What is asked
Copy out each line in the material below that has the word "highlight".

==*==

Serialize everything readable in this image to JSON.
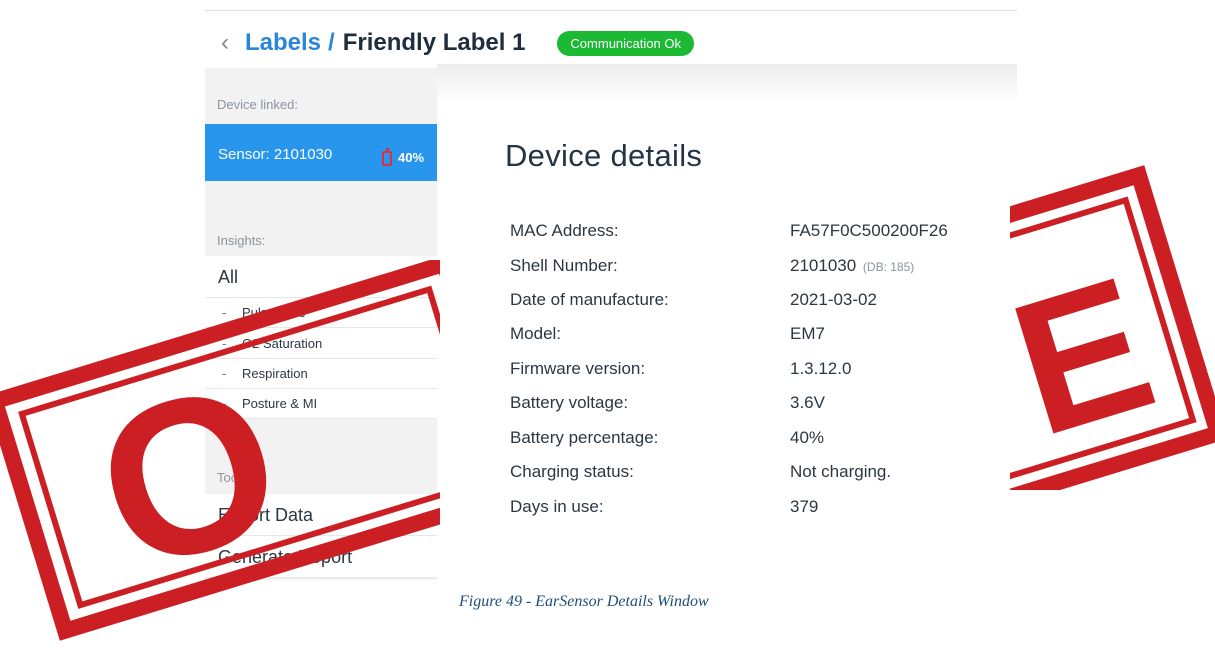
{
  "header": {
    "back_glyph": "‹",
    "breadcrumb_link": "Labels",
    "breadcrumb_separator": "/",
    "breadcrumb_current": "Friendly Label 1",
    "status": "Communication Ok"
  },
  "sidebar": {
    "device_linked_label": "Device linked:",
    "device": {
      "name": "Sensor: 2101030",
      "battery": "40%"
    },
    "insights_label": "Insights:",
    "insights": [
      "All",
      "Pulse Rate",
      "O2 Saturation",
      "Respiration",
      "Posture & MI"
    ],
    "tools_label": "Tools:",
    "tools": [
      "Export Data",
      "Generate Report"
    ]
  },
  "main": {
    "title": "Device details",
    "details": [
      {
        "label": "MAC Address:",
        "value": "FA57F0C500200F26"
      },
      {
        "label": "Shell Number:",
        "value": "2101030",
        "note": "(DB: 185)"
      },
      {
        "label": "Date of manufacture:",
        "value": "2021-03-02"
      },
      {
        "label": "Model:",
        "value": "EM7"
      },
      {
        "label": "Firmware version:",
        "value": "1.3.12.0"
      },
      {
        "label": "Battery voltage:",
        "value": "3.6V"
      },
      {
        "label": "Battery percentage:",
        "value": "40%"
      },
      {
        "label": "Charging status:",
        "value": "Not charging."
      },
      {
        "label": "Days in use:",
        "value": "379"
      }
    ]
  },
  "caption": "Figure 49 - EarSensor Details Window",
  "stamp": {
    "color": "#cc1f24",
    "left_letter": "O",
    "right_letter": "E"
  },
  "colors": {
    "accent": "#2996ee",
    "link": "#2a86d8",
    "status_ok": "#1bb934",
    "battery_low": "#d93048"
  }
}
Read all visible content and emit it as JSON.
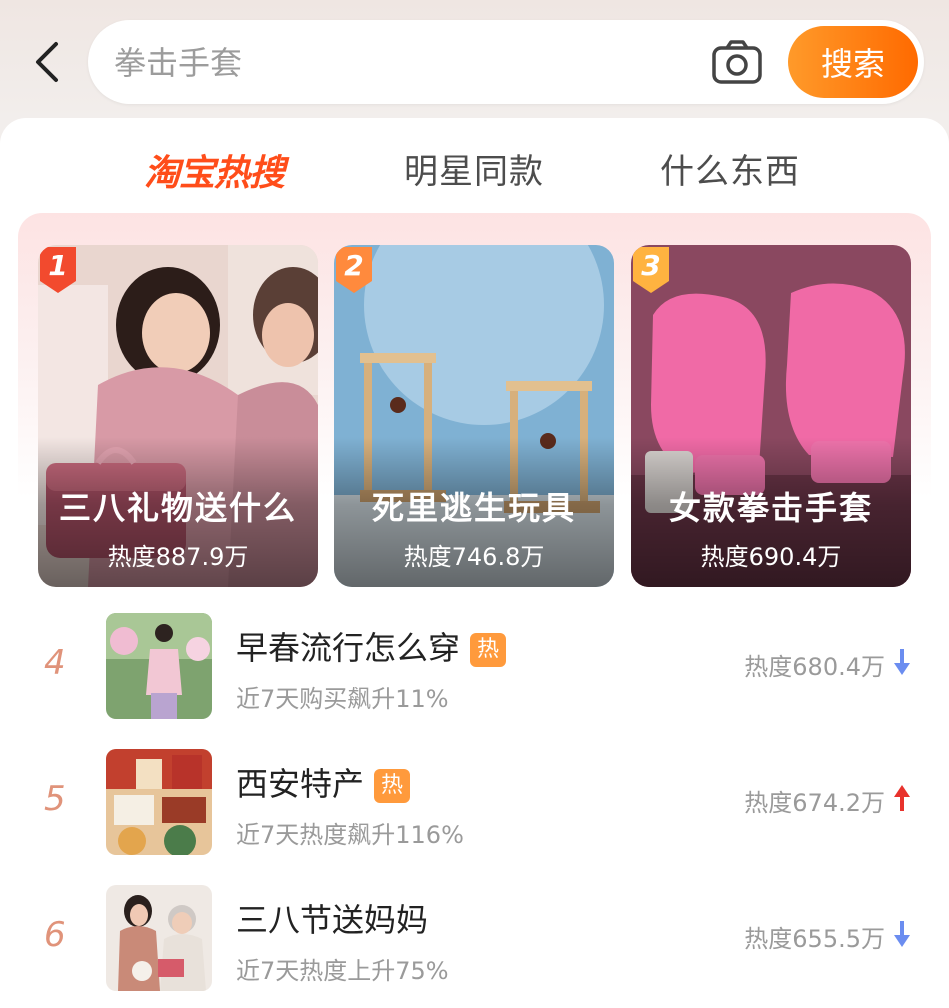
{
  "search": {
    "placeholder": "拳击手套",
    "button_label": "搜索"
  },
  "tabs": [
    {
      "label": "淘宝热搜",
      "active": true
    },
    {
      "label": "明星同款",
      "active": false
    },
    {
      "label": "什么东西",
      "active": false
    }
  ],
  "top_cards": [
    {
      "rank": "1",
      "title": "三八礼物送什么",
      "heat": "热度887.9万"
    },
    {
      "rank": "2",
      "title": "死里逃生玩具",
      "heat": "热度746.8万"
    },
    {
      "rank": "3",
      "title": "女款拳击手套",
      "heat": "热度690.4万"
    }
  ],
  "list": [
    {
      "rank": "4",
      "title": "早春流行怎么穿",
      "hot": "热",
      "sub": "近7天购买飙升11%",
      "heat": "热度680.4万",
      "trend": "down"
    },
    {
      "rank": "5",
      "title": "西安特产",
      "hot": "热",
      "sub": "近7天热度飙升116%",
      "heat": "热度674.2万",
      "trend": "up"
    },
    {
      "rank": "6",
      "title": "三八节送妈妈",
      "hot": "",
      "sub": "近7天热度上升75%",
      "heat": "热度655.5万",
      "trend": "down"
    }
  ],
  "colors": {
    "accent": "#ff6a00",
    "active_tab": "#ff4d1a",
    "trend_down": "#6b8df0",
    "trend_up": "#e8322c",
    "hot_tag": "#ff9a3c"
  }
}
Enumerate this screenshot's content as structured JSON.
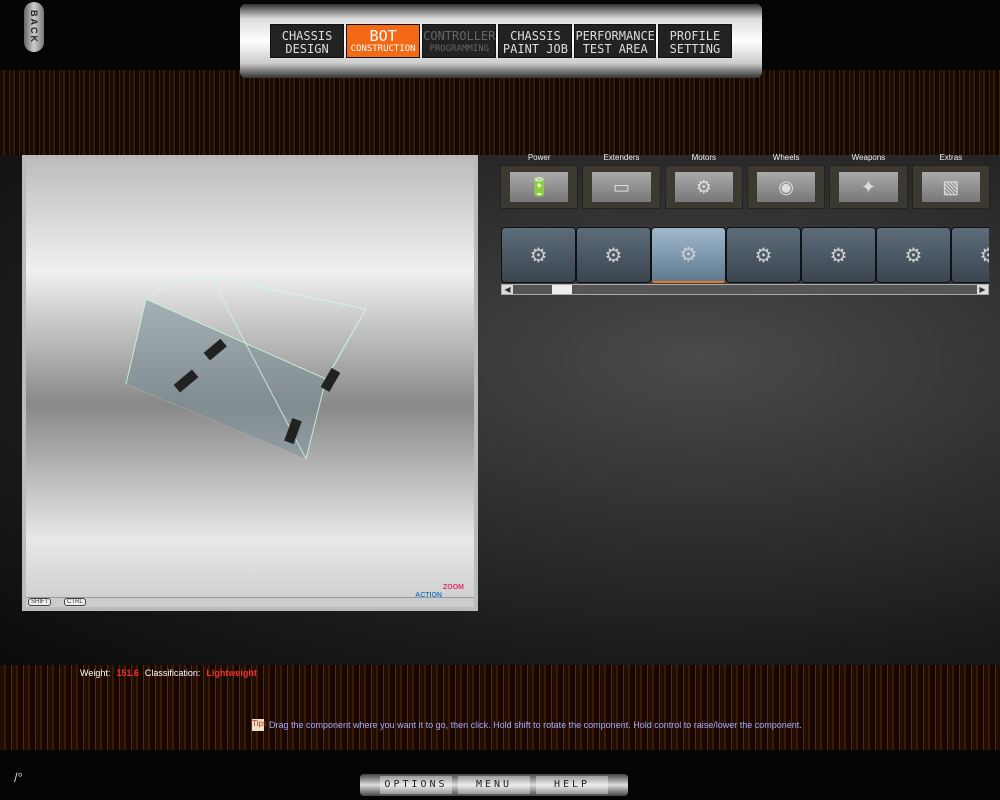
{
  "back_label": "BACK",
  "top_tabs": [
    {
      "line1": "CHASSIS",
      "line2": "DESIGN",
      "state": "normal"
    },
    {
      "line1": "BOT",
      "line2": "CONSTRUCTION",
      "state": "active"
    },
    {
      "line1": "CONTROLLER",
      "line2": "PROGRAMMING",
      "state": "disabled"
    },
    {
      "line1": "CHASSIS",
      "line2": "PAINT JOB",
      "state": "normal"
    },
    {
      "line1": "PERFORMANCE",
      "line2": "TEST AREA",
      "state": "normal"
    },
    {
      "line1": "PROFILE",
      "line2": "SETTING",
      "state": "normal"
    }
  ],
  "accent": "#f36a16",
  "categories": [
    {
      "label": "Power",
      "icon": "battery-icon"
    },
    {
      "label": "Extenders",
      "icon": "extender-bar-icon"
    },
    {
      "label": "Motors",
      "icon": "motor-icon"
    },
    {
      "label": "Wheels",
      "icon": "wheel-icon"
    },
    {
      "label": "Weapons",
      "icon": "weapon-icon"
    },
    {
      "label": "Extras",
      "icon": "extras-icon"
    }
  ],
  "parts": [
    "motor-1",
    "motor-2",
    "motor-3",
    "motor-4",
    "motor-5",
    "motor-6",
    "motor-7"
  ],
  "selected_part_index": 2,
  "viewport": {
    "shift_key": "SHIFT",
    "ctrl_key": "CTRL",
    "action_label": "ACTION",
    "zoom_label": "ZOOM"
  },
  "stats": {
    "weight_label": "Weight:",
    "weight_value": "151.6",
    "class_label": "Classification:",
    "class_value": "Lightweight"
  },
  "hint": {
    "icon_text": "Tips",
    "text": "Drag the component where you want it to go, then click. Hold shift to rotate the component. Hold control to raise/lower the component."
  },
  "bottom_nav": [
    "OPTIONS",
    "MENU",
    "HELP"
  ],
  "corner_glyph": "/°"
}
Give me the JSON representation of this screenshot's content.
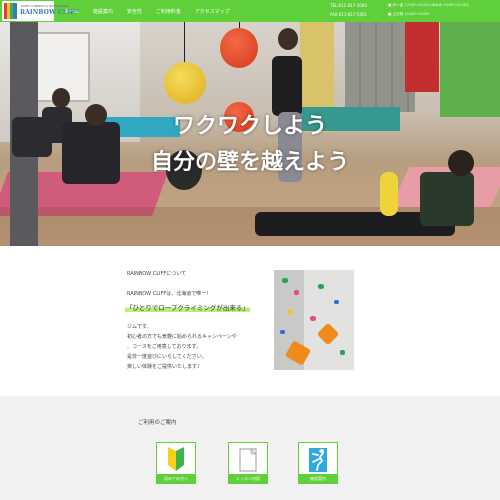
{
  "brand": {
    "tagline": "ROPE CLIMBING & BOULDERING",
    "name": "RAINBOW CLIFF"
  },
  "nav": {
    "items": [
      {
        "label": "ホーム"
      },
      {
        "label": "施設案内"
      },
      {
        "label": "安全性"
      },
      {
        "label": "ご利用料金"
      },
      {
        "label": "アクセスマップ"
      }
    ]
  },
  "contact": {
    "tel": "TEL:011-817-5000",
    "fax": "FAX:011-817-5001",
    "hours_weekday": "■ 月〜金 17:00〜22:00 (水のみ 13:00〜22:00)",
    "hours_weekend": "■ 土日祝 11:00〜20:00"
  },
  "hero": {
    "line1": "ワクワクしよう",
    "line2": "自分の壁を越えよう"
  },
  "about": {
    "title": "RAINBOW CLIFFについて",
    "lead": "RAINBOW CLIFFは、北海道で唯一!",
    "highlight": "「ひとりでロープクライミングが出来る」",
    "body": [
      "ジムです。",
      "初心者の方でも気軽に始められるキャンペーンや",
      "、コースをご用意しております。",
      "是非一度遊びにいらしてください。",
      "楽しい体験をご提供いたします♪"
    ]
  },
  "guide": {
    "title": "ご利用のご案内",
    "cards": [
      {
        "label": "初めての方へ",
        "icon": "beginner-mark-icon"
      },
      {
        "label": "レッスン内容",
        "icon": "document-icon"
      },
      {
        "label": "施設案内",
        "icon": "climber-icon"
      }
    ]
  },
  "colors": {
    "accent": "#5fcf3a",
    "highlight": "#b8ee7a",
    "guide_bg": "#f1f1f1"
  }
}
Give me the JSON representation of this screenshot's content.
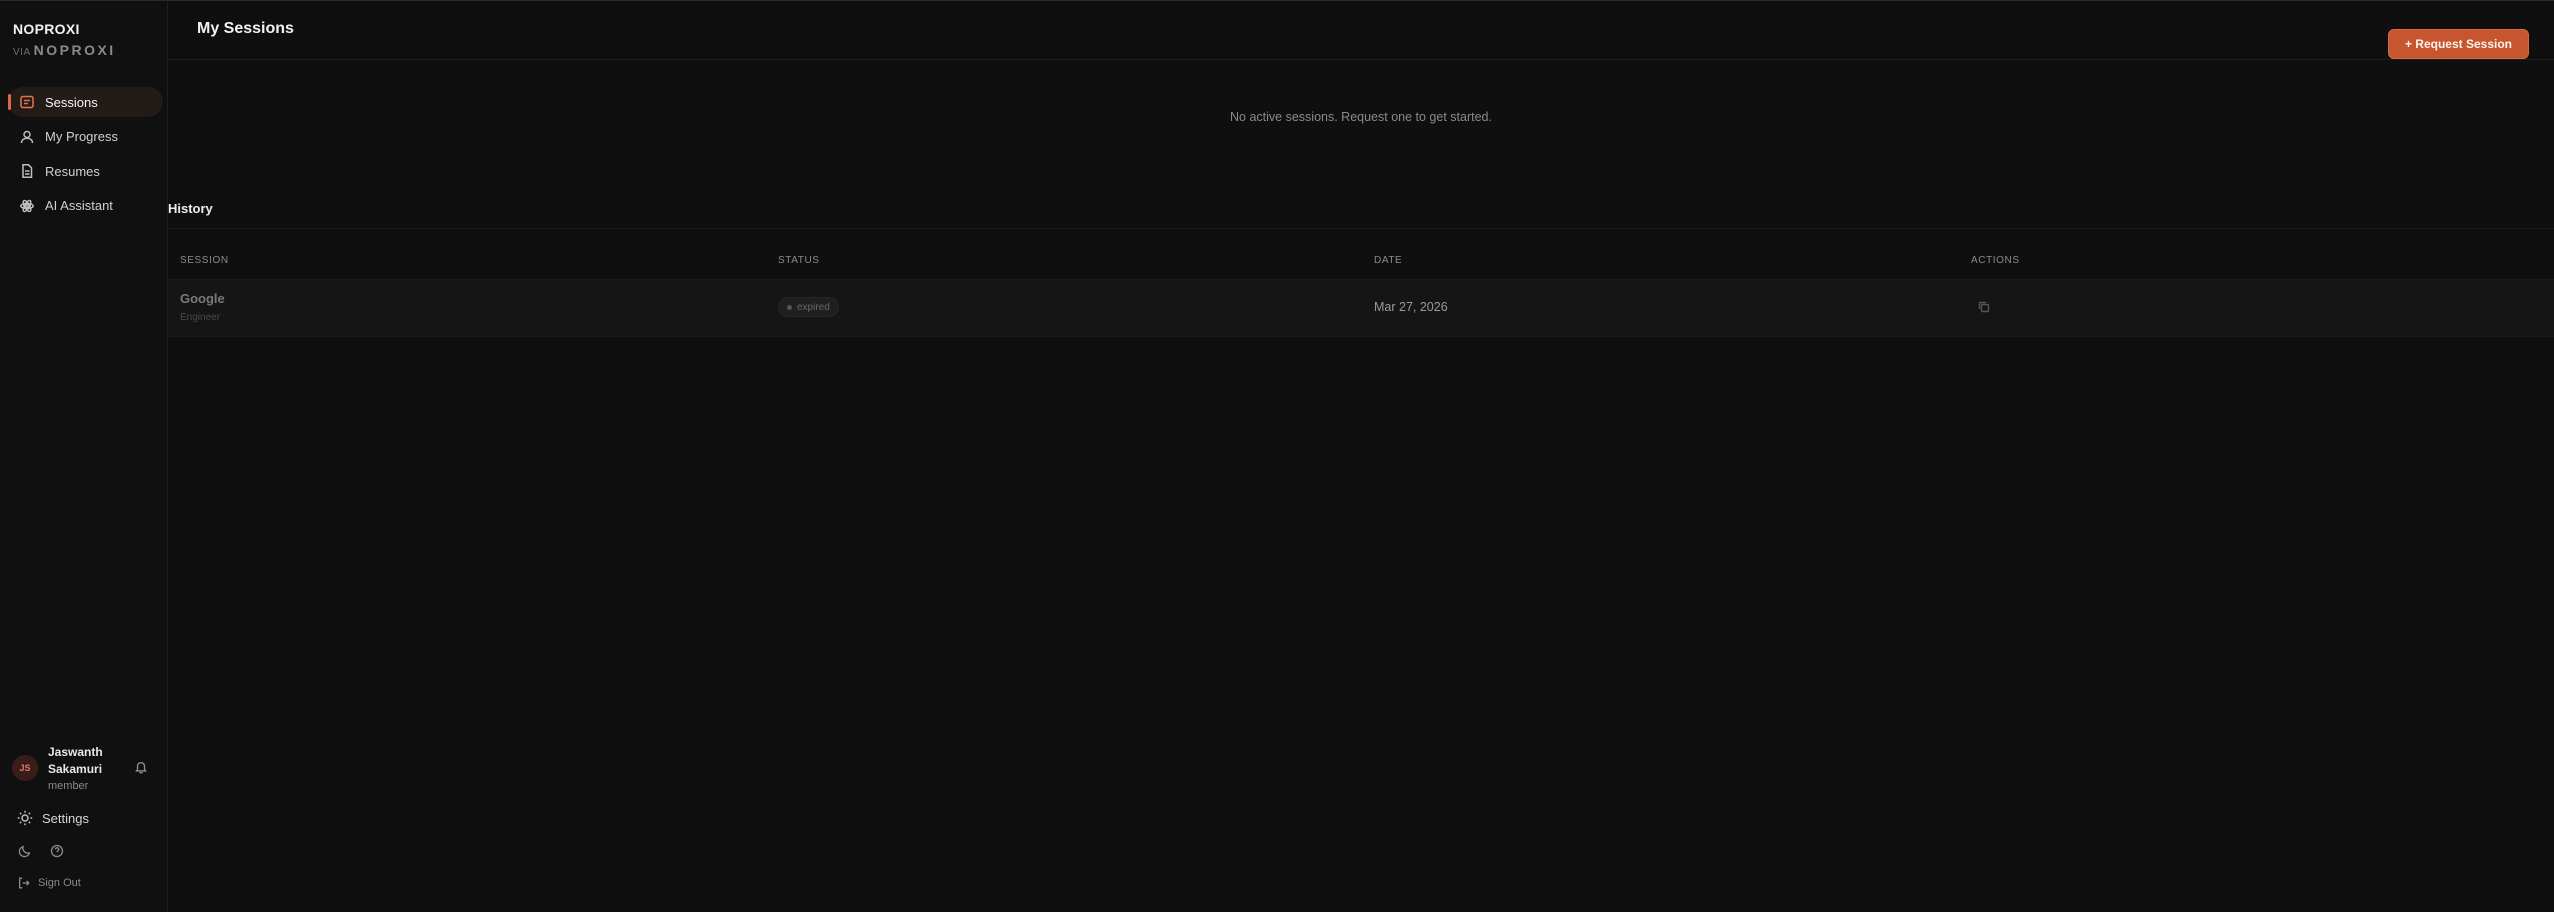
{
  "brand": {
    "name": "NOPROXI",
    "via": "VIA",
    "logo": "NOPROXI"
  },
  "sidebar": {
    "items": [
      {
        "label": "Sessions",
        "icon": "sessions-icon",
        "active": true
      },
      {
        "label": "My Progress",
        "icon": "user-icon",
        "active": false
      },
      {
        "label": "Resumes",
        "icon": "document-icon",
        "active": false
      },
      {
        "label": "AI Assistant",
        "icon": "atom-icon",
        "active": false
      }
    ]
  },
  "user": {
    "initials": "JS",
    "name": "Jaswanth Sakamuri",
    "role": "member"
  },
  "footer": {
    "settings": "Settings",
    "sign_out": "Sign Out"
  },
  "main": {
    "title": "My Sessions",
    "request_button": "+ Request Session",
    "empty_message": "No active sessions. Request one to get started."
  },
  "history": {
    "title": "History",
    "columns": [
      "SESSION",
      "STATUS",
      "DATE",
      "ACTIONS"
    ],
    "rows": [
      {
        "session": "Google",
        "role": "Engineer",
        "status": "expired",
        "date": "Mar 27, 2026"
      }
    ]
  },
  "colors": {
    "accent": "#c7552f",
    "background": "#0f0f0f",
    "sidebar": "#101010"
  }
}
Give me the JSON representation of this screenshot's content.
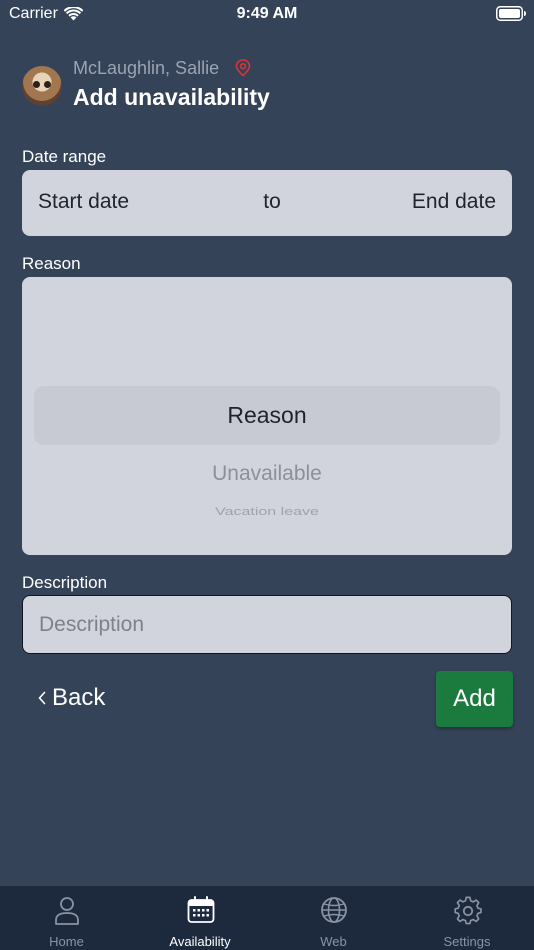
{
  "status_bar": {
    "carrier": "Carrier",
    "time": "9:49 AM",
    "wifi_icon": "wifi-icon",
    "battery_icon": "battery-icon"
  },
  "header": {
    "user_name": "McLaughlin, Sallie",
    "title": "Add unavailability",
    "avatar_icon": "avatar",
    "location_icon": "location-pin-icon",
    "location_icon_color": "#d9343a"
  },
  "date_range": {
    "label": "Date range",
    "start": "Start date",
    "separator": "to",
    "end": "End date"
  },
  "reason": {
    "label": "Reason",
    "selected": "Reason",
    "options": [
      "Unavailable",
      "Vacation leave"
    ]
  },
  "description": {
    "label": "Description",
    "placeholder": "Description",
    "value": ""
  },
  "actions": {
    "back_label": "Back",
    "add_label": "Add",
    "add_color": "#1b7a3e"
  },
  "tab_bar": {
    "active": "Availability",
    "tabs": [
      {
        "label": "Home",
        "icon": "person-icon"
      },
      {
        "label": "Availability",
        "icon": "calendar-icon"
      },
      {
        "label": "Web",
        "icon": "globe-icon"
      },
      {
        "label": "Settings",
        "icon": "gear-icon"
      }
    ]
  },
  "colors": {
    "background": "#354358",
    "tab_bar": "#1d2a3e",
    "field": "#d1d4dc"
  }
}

==*==

Completed task
    "highlight": "「ひとりでロープクライミングが出来る」",
    "highlight": "#b8ee7a",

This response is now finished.